** REQUIREMENT **
Extract and list every line that contains the word "none".

§

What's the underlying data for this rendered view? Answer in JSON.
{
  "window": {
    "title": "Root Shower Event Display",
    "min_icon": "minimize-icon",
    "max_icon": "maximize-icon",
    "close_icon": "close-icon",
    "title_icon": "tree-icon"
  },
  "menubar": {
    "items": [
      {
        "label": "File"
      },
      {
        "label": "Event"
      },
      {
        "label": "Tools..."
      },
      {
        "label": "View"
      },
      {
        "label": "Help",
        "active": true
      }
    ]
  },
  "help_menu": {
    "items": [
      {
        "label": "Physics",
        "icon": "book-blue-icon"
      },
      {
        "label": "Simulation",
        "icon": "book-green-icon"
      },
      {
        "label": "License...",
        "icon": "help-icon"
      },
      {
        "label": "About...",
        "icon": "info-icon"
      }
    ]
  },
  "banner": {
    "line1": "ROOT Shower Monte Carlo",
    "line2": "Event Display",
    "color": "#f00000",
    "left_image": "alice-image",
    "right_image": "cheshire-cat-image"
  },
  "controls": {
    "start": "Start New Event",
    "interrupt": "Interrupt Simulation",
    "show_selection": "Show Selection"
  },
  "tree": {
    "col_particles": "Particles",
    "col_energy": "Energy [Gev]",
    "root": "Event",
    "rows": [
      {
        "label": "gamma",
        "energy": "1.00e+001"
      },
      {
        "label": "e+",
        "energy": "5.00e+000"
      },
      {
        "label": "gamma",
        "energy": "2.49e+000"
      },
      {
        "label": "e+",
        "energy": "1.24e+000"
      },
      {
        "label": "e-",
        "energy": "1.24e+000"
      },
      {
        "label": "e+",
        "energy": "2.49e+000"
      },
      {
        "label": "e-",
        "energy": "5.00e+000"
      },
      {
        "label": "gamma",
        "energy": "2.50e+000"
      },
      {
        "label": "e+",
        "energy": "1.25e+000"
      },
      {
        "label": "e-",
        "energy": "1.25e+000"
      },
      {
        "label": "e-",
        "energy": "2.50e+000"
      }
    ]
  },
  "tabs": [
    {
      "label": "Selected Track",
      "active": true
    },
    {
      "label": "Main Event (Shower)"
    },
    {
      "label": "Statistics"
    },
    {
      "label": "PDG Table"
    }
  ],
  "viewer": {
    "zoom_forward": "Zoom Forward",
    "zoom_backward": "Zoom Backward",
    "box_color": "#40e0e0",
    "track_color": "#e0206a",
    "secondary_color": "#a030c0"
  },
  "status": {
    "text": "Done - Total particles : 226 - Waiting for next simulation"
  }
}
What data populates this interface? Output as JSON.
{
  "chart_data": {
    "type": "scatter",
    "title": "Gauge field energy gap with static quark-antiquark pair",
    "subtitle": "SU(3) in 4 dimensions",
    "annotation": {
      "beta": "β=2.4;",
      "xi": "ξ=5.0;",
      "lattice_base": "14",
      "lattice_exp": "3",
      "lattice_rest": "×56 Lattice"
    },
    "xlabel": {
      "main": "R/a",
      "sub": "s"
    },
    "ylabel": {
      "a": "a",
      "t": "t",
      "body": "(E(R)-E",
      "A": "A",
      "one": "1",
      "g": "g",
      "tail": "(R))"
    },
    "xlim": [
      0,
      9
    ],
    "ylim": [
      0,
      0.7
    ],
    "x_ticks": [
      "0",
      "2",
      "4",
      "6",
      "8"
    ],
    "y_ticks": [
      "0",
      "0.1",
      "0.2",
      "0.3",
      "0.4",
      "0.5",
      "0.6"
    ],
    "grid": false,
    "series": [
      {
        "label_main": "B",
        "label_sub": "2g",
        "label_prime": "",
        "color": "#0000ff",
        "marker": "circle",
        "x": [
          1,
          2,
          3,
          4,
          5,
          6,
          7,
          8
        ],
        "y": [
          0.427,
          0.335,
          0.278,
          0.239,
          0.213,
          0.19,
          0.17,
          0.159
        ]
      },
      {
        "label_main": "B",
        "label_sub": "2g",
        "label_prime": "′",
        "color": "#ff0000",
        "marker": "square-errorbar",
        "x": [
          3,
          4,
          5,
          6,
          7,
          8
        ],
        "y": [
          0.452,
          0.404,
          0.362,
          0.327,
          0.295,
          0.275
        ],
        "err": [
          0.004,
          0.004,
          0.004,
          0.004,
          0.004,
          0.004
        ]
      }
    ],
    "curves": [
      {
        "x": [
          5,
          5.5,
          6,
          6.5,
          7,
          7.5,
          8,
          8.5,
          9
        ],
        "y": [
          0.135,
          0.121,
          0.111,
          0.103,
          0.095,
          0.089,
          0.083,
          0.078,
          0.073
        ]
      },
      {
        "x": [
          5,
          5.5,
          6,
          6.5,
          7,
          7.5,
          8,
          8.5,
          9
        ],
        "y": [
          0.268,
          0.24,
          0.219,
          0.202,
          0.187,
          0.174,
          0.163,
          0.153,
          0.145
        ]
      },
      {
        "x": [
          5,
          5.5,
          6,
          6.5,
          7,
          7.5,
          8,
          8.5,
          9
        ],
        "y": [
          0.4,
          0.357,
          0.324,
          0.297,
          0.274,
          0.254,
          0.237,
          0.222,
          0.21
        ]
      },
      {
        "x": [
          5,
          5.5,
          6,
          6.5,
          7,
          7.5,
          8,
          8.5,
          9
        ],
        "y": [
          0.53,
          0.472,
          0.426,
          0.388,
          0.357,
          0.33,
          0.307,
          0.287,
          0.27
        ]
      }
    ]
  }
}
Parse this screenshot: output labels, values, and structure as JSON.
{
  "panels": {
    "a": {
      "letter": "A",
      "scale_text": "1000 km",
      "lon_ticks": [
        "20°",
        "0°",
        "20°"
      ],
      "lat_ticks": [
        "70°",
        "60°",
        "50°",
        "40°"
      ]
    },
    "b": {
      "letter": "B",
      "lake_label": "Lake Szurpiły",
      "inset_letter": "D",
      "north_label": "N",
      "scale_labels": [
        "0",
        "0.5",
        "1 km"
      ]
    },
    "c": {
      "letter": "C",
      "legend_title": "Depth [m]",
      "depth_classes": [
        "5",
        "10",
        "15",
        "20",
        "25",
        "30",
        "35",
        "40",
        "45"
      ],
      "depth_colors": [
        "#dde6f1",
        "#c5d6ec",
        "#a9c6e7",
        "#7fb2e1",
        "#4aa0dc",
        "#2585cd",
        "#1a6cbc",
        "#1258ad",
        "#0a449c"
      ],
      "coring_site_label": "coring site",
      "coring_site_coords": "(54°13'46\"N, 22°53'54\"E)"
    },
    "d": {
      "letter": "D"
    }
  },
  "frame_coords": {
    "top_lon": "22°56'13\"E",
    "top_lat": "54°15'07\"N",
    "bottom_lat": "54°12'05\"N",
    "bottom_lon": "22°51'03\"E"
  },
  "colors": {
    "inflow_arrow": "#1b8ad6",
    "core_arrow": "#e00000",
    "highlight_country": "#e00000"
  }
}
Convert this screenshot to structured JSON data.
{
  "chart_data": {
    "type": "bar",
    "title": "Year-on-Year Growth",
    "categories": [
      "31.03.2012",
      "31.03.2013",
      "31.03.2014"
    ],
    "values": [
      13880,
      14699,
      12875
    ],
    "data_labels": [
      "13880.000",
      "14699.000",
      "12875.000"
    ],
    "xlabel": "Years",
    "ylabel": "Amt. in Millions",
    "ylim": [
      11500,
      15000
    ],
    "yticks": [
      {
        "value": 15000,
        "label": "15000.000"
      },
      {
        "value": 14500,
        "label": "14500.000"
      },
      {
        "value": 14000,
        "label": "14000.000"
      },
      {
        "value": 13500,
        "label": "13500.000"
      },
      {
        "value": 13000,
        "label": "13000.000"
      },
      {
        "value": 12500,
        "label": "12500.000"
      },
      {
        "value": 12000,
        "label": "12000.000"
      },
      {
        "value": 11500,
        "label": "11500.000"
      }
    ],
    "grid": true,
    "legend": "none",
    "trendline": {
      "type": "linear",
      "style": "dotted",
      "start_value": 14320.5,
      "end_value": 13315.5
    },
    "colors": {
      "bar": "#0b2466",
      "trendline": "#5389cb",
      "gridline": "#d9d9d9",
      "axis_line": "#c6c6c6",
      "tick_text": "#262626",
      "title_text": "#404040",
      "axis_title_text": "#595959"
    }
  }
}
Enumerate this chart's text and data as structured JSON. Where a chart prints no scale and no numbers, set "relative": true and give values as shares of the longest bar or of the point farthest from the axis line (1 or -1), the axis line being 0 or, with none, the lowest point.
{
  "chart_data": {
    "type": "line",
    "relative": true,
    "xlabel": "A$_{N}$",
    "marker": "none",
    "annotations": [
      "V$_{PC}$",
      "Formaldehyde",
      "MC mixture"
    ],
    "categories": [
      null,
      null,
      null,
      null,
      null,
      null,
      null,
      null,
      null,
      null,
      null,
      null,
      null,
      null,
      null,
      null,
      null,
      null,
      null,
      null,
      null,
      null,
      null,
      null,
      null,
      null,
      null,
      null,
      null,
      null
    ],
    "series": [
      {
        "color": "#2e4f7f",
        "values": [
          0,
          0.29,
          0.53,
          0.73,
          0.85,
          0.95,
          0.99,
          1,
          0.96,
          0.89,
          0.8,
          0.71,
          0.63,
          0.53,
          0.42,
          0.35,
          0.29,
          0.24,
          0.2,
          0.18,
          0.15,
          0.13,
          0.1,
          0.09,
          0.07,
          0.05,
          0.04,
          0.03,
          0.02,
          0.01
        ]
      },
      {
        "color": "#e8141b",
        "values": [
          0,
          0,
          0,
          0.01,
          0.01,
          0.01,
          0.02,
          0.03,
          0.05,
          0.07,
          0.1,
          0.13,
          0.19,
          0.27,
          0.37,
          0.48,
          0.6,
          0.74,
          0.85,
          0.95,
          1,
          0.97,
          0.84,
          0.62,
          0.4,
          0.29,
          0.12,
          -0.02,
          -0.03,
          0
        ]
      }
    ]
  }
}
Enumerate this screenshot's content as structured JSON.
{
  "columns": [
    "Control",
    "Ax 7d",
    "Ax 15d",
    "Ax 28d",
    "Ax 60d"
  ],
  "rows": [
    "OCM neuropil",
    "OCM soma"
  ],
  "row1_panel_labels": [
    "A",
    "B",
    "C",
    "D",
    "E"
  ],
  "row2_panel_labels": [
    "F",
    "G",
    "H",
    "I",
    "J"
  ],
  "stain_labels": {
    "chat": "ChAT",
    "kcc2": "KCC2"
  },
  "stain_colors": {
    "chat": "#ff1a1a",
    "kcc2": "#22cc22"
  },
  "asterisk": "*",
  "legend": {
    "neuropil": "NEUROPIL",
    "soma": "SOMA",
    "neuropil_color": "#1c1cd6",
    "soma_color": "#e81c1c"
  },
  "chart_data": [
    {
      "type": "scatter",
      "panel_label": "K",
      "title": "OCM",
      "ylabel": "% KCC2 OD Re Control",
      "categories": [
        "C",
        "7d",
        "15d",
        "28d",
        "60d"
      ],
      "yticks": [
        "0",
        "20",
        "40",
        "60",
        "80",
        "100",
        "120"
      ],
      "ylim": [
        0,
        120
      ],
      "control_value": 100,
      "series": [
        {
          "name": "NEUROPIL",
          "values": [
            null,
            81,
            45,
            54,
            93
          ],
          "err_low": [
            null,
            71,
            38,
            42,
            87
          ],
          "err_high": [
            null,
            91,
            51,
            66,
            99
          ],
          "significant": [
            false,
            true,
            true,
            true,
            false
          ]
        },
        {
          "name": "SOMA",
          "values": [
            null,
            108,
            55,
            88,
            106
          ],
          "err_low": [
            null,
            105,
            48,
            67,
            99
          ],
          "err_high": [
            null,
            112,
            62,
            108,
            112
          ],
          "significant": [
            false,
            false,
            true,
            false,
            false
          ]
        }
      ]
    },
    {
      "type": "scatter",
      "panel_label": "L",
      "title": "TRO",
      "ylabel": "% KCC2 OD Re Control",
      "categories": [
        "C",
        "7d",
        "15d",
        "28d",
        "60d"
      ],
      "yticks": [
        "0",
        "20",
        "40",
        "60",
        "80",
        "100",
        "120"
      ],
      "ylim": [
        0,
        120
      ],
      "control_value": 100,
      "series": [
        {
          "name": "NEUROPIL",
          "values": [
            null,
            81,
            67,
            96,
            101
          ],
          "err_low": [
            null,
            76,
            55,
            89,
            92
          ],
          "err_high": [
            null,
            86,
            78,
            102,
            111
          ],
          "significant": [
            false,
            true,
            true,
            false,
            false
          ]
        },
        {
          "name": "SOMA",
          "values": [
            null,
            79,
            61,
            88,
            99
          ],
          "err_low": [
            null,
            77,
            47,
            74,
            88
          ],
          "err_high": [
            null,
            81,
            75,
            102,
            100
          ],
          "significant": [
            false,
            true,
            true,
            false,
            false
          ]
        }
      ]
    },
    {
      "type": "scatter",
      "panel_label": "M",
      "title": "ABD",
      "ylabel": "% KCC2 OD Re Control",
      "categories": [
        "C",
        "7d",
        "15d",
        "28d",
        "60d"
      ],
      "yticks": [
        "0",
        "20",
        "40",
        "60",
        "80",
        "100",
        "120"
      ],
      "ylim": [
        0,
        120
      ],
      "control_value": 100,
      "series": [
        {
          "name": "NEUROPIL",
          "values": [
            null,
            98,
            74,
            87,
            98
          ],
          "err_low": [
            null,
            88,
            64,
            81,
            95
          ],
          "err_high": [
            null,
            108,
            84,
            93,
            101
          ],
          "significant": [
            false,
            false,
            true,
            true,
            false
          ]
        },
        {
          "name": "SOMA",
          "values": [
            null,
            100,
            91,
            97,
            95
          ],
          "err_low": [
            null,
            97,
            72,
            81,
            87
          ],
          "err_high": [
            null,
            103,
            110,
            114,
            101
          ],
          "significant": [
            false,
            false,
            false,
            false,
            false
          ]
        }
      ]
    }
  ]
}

§

** TASK OUTPUT **
    "legend": "none",
Enumerate this chart's text and data as structured JSON. Where a chart prints no scale and no numbers, set "relative": true and give values as shares of the longest bar or of the point farthest from the axis line (1 or -1), the axis line being 0 or, with none, the lowest point.
    "marker": "none",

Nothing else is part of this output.